* BEGIN Task inputs *
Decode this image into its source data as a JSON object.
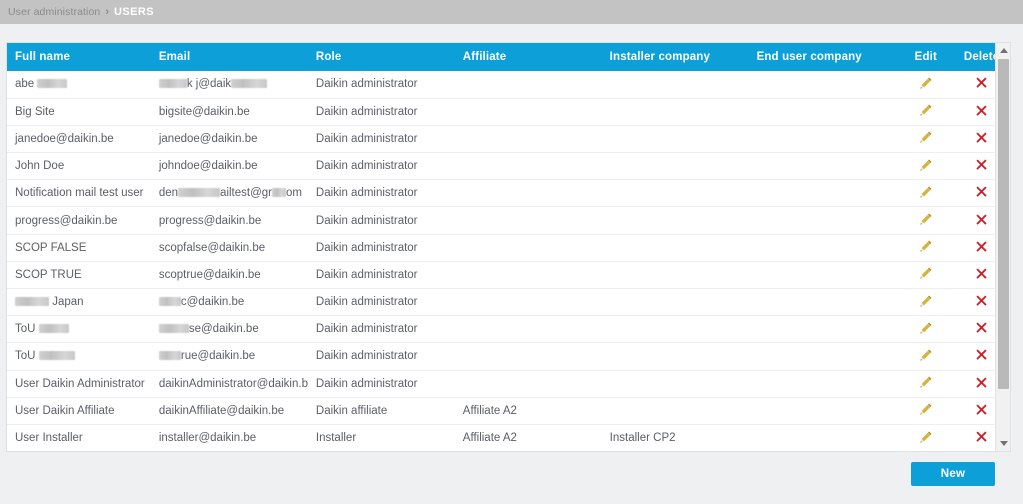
{
  "breadcrumb": {
    "parent": "User administration",
    "separator": "›",
    "current": "USERS"
  },
  "colors": {
    "header_blue": "#0d9fd8",
    "button_blue": "#0d9fd8",
    "delete_red": "#cc2029",
    "edit_yellow": "#c9a227",
    "page_grey": "#c3c3c3",
    "body_grey": "#eef0f2"
  },
  "table": {
    "columns": [
      {
        "key": "full_name",
        "label": "Full name"
      },
      {
        "key": "email",
        "label": "Email"
      },
      {
        "key": "role",
        "label": "Role"
      },
      {
        "key": "affiliate",
        "label": "Affiliate"
      },
      {
        "key": "installer_company",
        "label": "Installer company"
      },
      {
        "key": "end_user_company",
        "label": "End user company"
      },
      {
        "key": "edit",
        "label": "Edit"
      },
      {
        "key": "delete",
        "label": "Delete"
      }
    ],
    "rows": [
      {
        "full_name": "abe",
        "full_name_redacted": true,
        "email": "@daik",
        "email_redacted": true,
        "role": "Daikin administrator",
        "affiliate": "",
        "installer_company": "",
        "end_user_company": ""
      },
      {
        "full_name": "Big Site",
        "email": "bigsite@daikin.be",
        "role": "Daikin administrator",
        "affiliate": "",
        "installer_company": "",
        "end_user_company": ""
      },
      {
        "full_name": "janedoe@daikin.be",
        "email": "janedoe@daikin.be",
        "role": "Daikin administrator",
        "affiliate": "",
        "installer_company": "",
        "end_user_company": ""
      },
      {
        "full_name": "John Doe",
        "email": "johndoe@daikin.be",
        "role": "Daikin administrator",
        "affiliate": "",
        "installer_company": "",
        "end_user_company": ""
      },
      {
        "full_name": "Notification mail test user",
        "email": "den███ailtest@gr██om",
        "email_redacted": true,
        "role": "Daikin administrator",
        "affiliate": "",
        "installer_company": "",
        "end_user_company": ""
      },
      {
        "full_name": "progress@daikin.be",
        "email": "progress@daikin.be",
        "role": "Daikin administrator",
        "affiliate": "",
        "installer_company": "",
        "end_user_company": ""
      },
      {
        "full_name": "SCOP FALSE",
        "email": "scopfalse@daikin.be",
        "role": "Daikin administrator",
        "affiliate": "",
        "installer_company": "",
        "end_user_company": ""
      },
      {
        "full_name": "SCOP TRUE",
        "email": "scoptrue@daikin.be",
        "role": "Daikin administrator",
        "affiliate": "",
        "installer_company": "",
        "end_user_company": ""
      },
      {
        "full_name": "Japan",
        "full_name_redacted": true,
        "email": "c@daikin.be",
        "email_redacted": true,
        "role": "Daikin administrator",
        "affiliate": "",
        "installer_company": "",
        "end_user_company": ""
      },
      {
        "full_name": "ToU",
        "full_name_redacted": true,
        "email": "se@daikin.be",
        "email_redacted": true,
        "role": "Daikin administrator",
        "affiliate": "",
        "installer_company": "",
        "end_user_company": ""
      },
      {
        "full_name": "ToU TRUE",
        "full_name_redacted": true,
        "email": "rue@daikin.be",
        "email_redacted": true,
        "role": "Daikin administrator",
        "affiliate": "",
        "installer_company": "",
        "end_user_company": ""
      },
      {
        "full_name": "User Daikin Administrator",
        "email": "daikinAdministrator@daikin.be",
        "role": "Daikin administrator",
        "affiliate": "",
        "installer_company": "",
        "end_user_company": ""
      },
      {
        "full_name": "User Daikin Affiliate",
        "email": "daikinAffiliate@daikin.be",
        "role": "Daikin affiliate",
        "affiliate": "Affiliate A2",
        "installer_company": "",
        "end_user_company": ""
      },
      {
        "full_name": "User Installer",
        "email": "installer@daikin.be",
        "role": "Installer",
        "affiliate": "Affiliate A2",
        "installer_company": "Installer CP2",
        "end_user_company": ""
      }
    ]
  },
  "icons": {
    "edit": "pencil-icon",
    "delete": "x-mark-icon",
    "scroll_up": "chevron-up-icon",
    "scroll_down": "chevron-down-icon"
  },
  "footer": {
    "new_label": "New"
  }
}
* END Task inputs *
> **Your objective**
Transcribe every record above exactly as written, leaving out any pictures.

> **Result for this task**
Decode this image into its source data as a JSON object.
{
  "breadcrumb": {
    "parent": "User administration",
    "separator": "›",
    "current": "USERS"
  },
  "colors": {
    "header_blue": "#0d9fd8",
    "button_blue": "#0d9fd8",
    "delete_red": "#cc2029",
    "edit_yellow": "#c9a227",
    "page_grey": "#c3c3c3",
    "body_grey": "#eef0f2"
  },
  "table": {
    "columns": [
      {
        "key": "full_name",
        "label": "Full name"
      },
      {
        "key": "email",
        "label": "Email"
      },
      {
        "key": "role",
        "label": "Role"
      },
      {
        "key": "affiliate",
        "label": "Affiliate"
      },
      {
        "key": "installer_company",
        "label": "Installer company"
      },
      {
        "key": "end_user_company",
        "label": "End user company"
      },
      {
        "key": "edit",
        "label": "Edit"
      },
      {
        "key": "delete",
        "label": "Delete"
      }
    ],
    "rows": [
      {
        "full_name": "abe",
        "full_name_redacted": true,
        "email": "@daik",
        "email_redacted": true,
        "role": "Daikin administrator",
        "affiliate": "",
        "installer_company": "",
        "end_user_company": ""
      },
      {
        "full_name": "Big Site",
        "email": "bigsite@daikin.be",
        "role": "Daikin administrator",
        "affiliate": "",
        "installer_company": "",
        "end_user_company": ""
      },
      {
        "full_name": "janedoe@daikin.be",
        "email": "janedoe@daikin.be",
        "role": "Daikin administrator",
        "affiliate": "",
        "installer_company": "",
        "end_user_company": ""
      },
      {
        "full_name": "John Doe",
        "email": "johndoe@daikin.be",
        "role": "Daikin administrator",
        "affiliate": "",
        "installer_company": "",
        "end_user_company": ""
      },
      {
        "full_name": "Notification mail test user",
        "email": "den███ailtest@gr██om",
        "email_redacted": true,
        "role": "Daikin administrator",
        "affiliate": "",
        "installer_company": "",
        "end_user_company": ""
      },
      {
        "full_name": "progress@daikin.be",
        "email": "progress@daikin.be",
        "role": "Daikin administrator",
        "affiliate": "",
        "installer_company": "",
        "end_user_company": ""
      },
      {
        "full_name": "SCOP FALSE",
        "email": "scopfalse@daikin.be",
        "role": "Daikin administrator",
        "affiliate": "",
        "installer_company": "",
        "end_user_company": ""
      },
      {
        "full_name": "SCOP TRUE",
        "email": "scoptrue@daikin.be",
        "role": "Daikin administrator",
        "affiliate": "",
        "installer_company": "",
        "end_user_company": ""
      },
      {
        "full_name": "Japan",
        "full_name_redacted": true,
        "email": "c@daikin.be",
        "email_redacted": true,
        "role": "Daikin administrator",
        "affiliate": "",
        "installer_company": "",
        "end_user_company": ""
      },
      {
        "full_name": "ToU",
        "full_name_redacted": true,
        "email": "se@daikin.be",
        "email_redacted": true,
        "role": "Daikin administrator",
        "affiliate": "",
        "installer_company": "",
        "end_user_company": ""
      },
      {
        "full_name": "ToU TRUE",
        "full_name_redacted": true,
        "email": "rue@daikin.be",
        "email_redacted": true,
        "role": "Daikin administrator",
        "affiliate": "",
        "installer_company": "",
        "end_user_company": ""
      },
      {
        "full_name": "User Daikin Administrator",
        "email": "daikinAdministrator@daikin.be",
        "role": "Daikin administrator",
        "affiliate": "",
        "installer_company": "",
        "end_user_company": ""
      },
      {
        "full_name": "User Daikin Affiliate",
        "email": "daikinAffiliate@daikin.be",
        "role": "Daikin affiliate",
        "affiliate": "Affiliate A2",
        "installer_company": "",
        "end_user_company": ""
      },
      {
        "full_name": "User Installer",
        "email": "installer@daikin.be",
        "role": "Installer",
        "affiliate": "Affiliate A2",
        "installer_company": "Installer CP2",
        "end_user_company": ""
      }
    ]
  },
  "icons": {
    "edit": "pencil-icon",
    "delete": "x-mark-icon",
    "scroll_up": "chevron-up-icon",
    "scroll_down": "chevron-down-icon"
  },
  "footer": {
    "new_label": "New"
  }
}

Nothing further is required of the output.